(STATED TASK) Each line of the material below that holds the word "color" needs to be copied.

Dataset rows about figures:
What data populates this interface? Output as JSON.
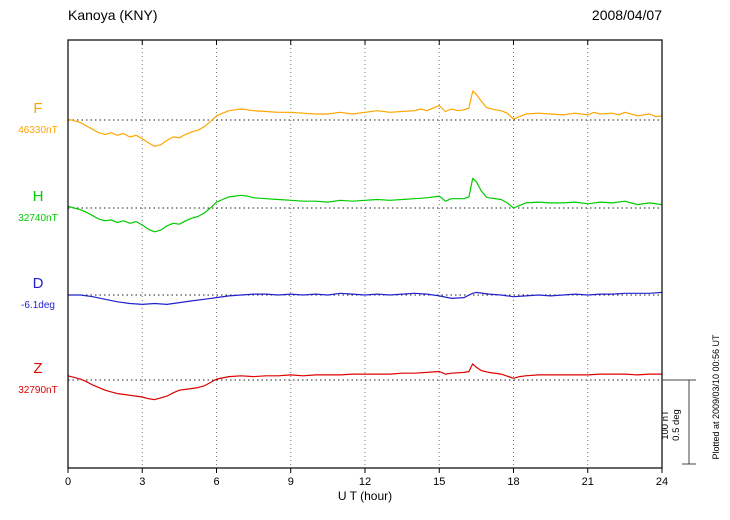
{
  "header": {
    "title": "Kanoya (KNY)",
    "date": "2008/04/07"
  },
  "side_notes": {
    "scale_nt": "100 nT",
    "scale_deg": "0.5 deg",
    "plotted_at": "Plotted at 2009/03/10 00:56 UT"
  },
  "chart_data": {
    "type": "line",
    "title": "Kanoya (KNY)",
    "date": "2008/04/07",
    "xlabel": "U T (hour)",
    "xlim": [
      0,
      24
    ],
    "x_ticks": [
      0,
      3,
      6,
      9,
      12,
      15,
      18,
      21,
      24
    ],
    "grid": {
      "vertical_dotted_at": [
        3,
        6,
        9,
        12,
        15,
        18,
        21
      ],
      "horizontal_dotted_baselines": true
    },
    "scale_bar": {
      "nt": 100,
      "deg": 0.5
    },
    "legend_position": "left",
    "series": [
      {
        "name": "F",
        "baseline_label": "46330nT",
        "baseline_value": 46330,
        "unit": "nT",
        "color": "#FFA500",
        "points": [
          [
            0,
            1
          ],
          [
            0.25,
            -1
          ],
          [
            0.5,
            -3
          ],
          [
            0.75,
            -7
          ],
          [
            1,
            -11
          ],
          [
            1.25,
            -15
          ],
          [
            1.5,
            -17
          ],
          [
            1.75,
            -15
          ],
          [
            2,
            -18
          ],
          [
            2.25,
            -16
          ],
          [
            2.5,
            -20
          ],
          [
            2.75,
            -18
          ],
          [
            3,
            -22
          ],
          [
            3.25,
            -27
          ],
          [
            3.5,
            -31
          ],
          [
            3.75,
            -29
          ],
          [
            4,
            -24
          ],
          [
            4.25,
            -20
          ],
          [
            4.5,
            -21
          ],
          [
            4.75,
            -17
          ],
          [
            5,
            -14
          ],
          [
            5.25,
            -12
          ],
          [
            5.5,
            -8
          ],
          [
            5.75,
            -2
          ],
          [
            6,
            5
          ],
          [
            6.25,
            8
          ],
          [
            6.5,
            11
          ],
          [
            6.75,
            12
          ],
          [
            7,
            13
          ],
          [
            7.25,
            12
          ],
          [
            7.5,
            11
          ],
          [
            8,
            10
          ],
          [
            8.5,
            9
          ],
          [
            9,
            9
          ],
          [
            9.5,
            8
          ],
          [
            10,
            7
          ],
          [
            10.5,
            7
          ],
          [
            11,
            9
          ],
          [
            11.5,
            7
          ],
          [
            12,
            9
          ],
          [
            12.5,
            11
          ],
          [
            13,
            9
          ],
          [
            13.5,
            10
          ],
          [
            14,
            11
          ],
          [
            14.25,
            13
          ],
          [
            14.5,
            11
          ],
          [
            14.75,
            14
          ],
          [
            15,
            17
          ],
          [
            15.25,
            10
          ],
          [
            15.5,
            13
          ],
          [
            15.75,
            11
          ],
          [
            16,
            12
          ],
          [
            16.2,
            14
          ],
          [
            16.35,
            34
          ],
          [
            16.5,
            30
          ],
          [
            16.7,
            22
          ],
          [
            16.9,
            15
          ],
          [
            17,
            14
          ],
          [
            17.25,
            12
          ],
          [
            17.5,
            11
          ],
          [
            17.75,
            8
          ],
          [
            18,
            1
          ],
          [
            18.25,
            4
          ],
          [
            18.5,
            7
          ],
          [
            19,
            8
          ],
          [
            19.5,
            7
          ],
          [
            20,
            6
          ],
          [
            20.5,
            8
          ],
          [
            21,
            6
          ],
          [
            21.25,
            9
          ],
          [
            21.5,
            7
          ],
          [
            22,
            8
          ],
          [
            22.25,
            6
          ],
          [
            22.5,
            9
          ],
          [
            23,
            5
          ],
          [
            23.5,
            7
          ],
          [
            23.75,
            4
          ],
          [
            24,
            5
          ]
        ]
      },
      {
        "name": "H",
        "baseline_label": "32740nT",
        "baseline_value": 32740,
        "unit": "nT",
        "color": "#00CC00",
        "points": [
          [
            0,
            2
          ],
          [
            0.25,
            0
          ],
          [
            0.5,
            -2
          ],
          [
            0.75,
            -5
          ],
          [
            1,
            -9
          ],
          [
            1.25,
            -13
          ],
          [
            1.5,
            -15
          ],
          [
            1.75,
            -14
          ],
          [
            2,
            -17
          ],
          [
            2.25,
            -15
          ],
          [
            2.5,
            -18
          ],
          [
            2.75,
            -16
          ],
          [
            3,
            -20
          ],
          [
            3.25,
            -25
          ],
          [
            3.5,
            -28
          ],
          [
            3.75,
            -26
          ],
          [
            4,
            -21
          ],
          [
            4.25,
            -18
          ],
          [
            4.5,
            -19
          ],
          [
            4.75,
            -15
          ],
          [
            5,
            -12
          ],
          [
            5.25,
            -10
          ],
          [
            5.5,
            -6
          ],
          [
            5.75,
            0
          ],
          [
            6,
            7
          ],
          [
            6.25,
            10
          ],
          [
            6.5,
            13
          ],
          [
            6.75,
            14
          ],
          [
            7,
            15
          ],
          [
            7.25,
            14
          ],
          [
            7.5,
            12
          ],
          [
            8,
            11
          ],
          [
            8.5,
            10
          ],
          [
            9,
            9
          ],
          [
            9.5,
            8
          ],
          [
            10,
            8
          ],
          [
            10.5,
            7
          ],
          [
            11,
            9
          ],
          [
            11.5,
            8
          ],
          [
            12,
            9
          ],
          [
            12.5,
            10
          ],
          [
            13,
            9
          ],
          [
            13.5,
            10
          ],
          [
            14,
            11
          ],
          [
            14.5,
            12
          ],
          [
            15,
            14
          ],
          [
            15.25,
            8
          ],
          [
            15.5,
            11
          ],
          [
            16,
            11
          ],
          [
            16.2,
            13
          ],
          [
            16.35,
            35
          ],
          [
            16.5,
            31
          ],
          [
            16.7,
            20
          ],
          [
            16.9,
            13
          ],
          [
            17,
            12
          ],
          [
            17.5,
            10
          ],
          [
            17.75,
            6
          ],
          [
            18,
            0
          ],
          [
            18.25,
            3
          ],
          [
            18.5,
            6
          ],
          [
            19,
            7
          ],
          [
            19.5,
            6
          ],
          [
            20,
            6
          ],
          [
            20.5,
            7
          ],
          [
            21,
            5
          ],
          [
            21.5,
            7
          ],
          [
            22,
            6
          ],
          [
            22.5,
            8
          ],
          [
            23,
            4
          ],
          [
            23.5,
            6
          ],
          [
            24,
            4
          ]
        ]
      },
      {
        "name": "D",
        "baseline_label": "-6.1deg",
        "baseline_value": -6.1,
        "unit": "deg",
        "color": "#2222CC",
        "points": [
          [
            0,
            0
          ],
          [
            0.5,
            0
          ],
          [
            1,
            -0.01
          ],
          [
            1.5,
            -0.025
          ],
          [
            2,
            -0.04
          ],
          [
            2.5,
            -0.05
          ],
          [
            3,
            -0.055
          ],
          [
            3.5,
            -0.05
          ],
          [
            4,
            -0.055
          ],
          [
            4.5,
            -0.045
          ],
          [
            5,
            -0.035
          ],
          [
            5.5,
            -0.025
          ],
          [
            6,
            -0.015
          ],
          [
            6.5,
            -0.005
          ],
          [
            7,
            0
          ],
          [
            7.5,
            0.005
          ],
          [
            8,
            0.005
          ],
          [
            8.5,
            0
          ],
          [
            9,
            0.005
          ],
          [
            9.5,
            0
          ],
          [
            10,
            0.005
          ],
          [
            10.5,
            0
          ],
          [
            11,
            0.01
          ],
          [
            11.5,
            0.005
          ],
          [
            12,
            0
          ],
          [
            12.5,
            0.005
          ],
          [
            13,
            0
          ],
          [
            13.5,
            0.005
          ],
          [
            14,
            0.01
          ],
          [
            14.5,
            0.005
          ],
          [
            15,
            -0.005
          ],
          [
            15.5,
            -0.02
          ],
          [
            16,
            -0.015
          ],
          [
            16.35,
            0.01
          ],
          [
            16.5,
            0.015
          ],
          [
            17,
            0.005
          ],
          [
            17.5,
            0
          ],
          [
            18,
            -0.01
          ],
          [
            18.5,
            -0.005
          ],
          [
            19,
            0
          ],
          [
            19.5,
            -0.005
          ],
          [
            20,
            0
          ],
          [
            20.5,
            0.005
          ],
          [
            21,
            0
          ],
          [
            21.5,
            0.005
          ],
          [
            22,
            0.005
          ],
          [
            22.5,
            0.01
          ],
          [
            23,
            0.01
          ],
          [
            23.5,
            0.01
          ],
          [
            24,
            0.015
          ]
        ]
      },
      {
        "name": "Z",
        "baseline_label": "32790nT",
        "baseline_value": 32790,
        "unit": "nT",
        "color": "#DD0000",
        "points": [
          [
            0,
            5
          ],
          [
            0.25,
            3
          ],
          [
            0.5,
            1
          ],
          [
            0.75,
            -2
          ],
          [
            1,
            -6
          ],
          [
            1.25,
            -9
          ],
          [
            1.5,
            -12
          ],
          [
            1.75,
            -14
          ],
          [
            2,
            -16
          ],
          [
            2.25,
            -17
          ],
          [
            2.5,
            -18
          ],
          [
            2.75,
            -19
          ],
          [
            3,
            -20
          ],
          [
            3.25,
            -22
          ],
          [
            3.5,
            -23
          ],
          [
            3.75,
            -21
          ],
          [
            4,
            -19
          ],
          [
            4.25,
            -15
          ],
          [
            4.5,
            -12
          ],
          [
            4.75,
            -11
          ],
          [
            5,
            -10
          ],
          [
            5.25,
            -9
          ],
          [
            5.5,
            -7
          ],
          [
            5.75,
            -3
          ],
          [
            6,
            1
          ],
          [
            6.5,
            4
          ],
          [
            7,
            5
          ],
          [
            7.5,
            4
          ],
          [
            8,
            5
          ],
          [
            8.5,
            5
          ],
          [
            9,
            6
          ],
          [
            9.5,
            5
          ],
          [
            10,
            6
          ],
          [
            10.5,
            6
          ],
          [
            11,
            6
          ],
          [
            11.5,
            7
          ],
          [
            12,
            7
          ],
          [
            12.5,
            7
          ],
          [
            13,
            7
          ],
          [
            13.5,
            8
          ],
          [
            14,
            8
          ],
          [
            14.5,
            9
          ],
          [
            15,
            10
          ],
          [
            15.25,
            7
          ],
          [
            15.5,
            8
          ],
          [
            16,
            9
          ],
          [
            16.2,
            10
          ],
          [
            16.35,
            19
          ],
          [
            16.5,
            15
          ],
          [
            16.7,
            11
          ],
          [
            17,
            9
          ],
          [
            17.5,
            7
          ],
          [
            18,
            2
          ],
          [
            18.25,
            4
          ],
          [
            18.5,
            5
          ],
          [
            19,
            6
          ],
          [
            19.5,
            6
          ],
          [
            20,
            6
          ],
          [
            20.5,
            6
          ],
          [
            21,
            6
          ],
          [
            21.5,
            7
          ],
          [
            22,
            7
          ],
          [
            22.5,
            7
          ],
          [
            23,
            6
          ],
          [
            23.5,
            7
          ],
          [
            24,
            7
          ]
        ]
      }
    ]
  }
}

(EXERCISE RESPONSE)
        "color": "#FFA500",
        "color": "#00CC00",
        "color": "#2222CC",
        "color": "#DD0000",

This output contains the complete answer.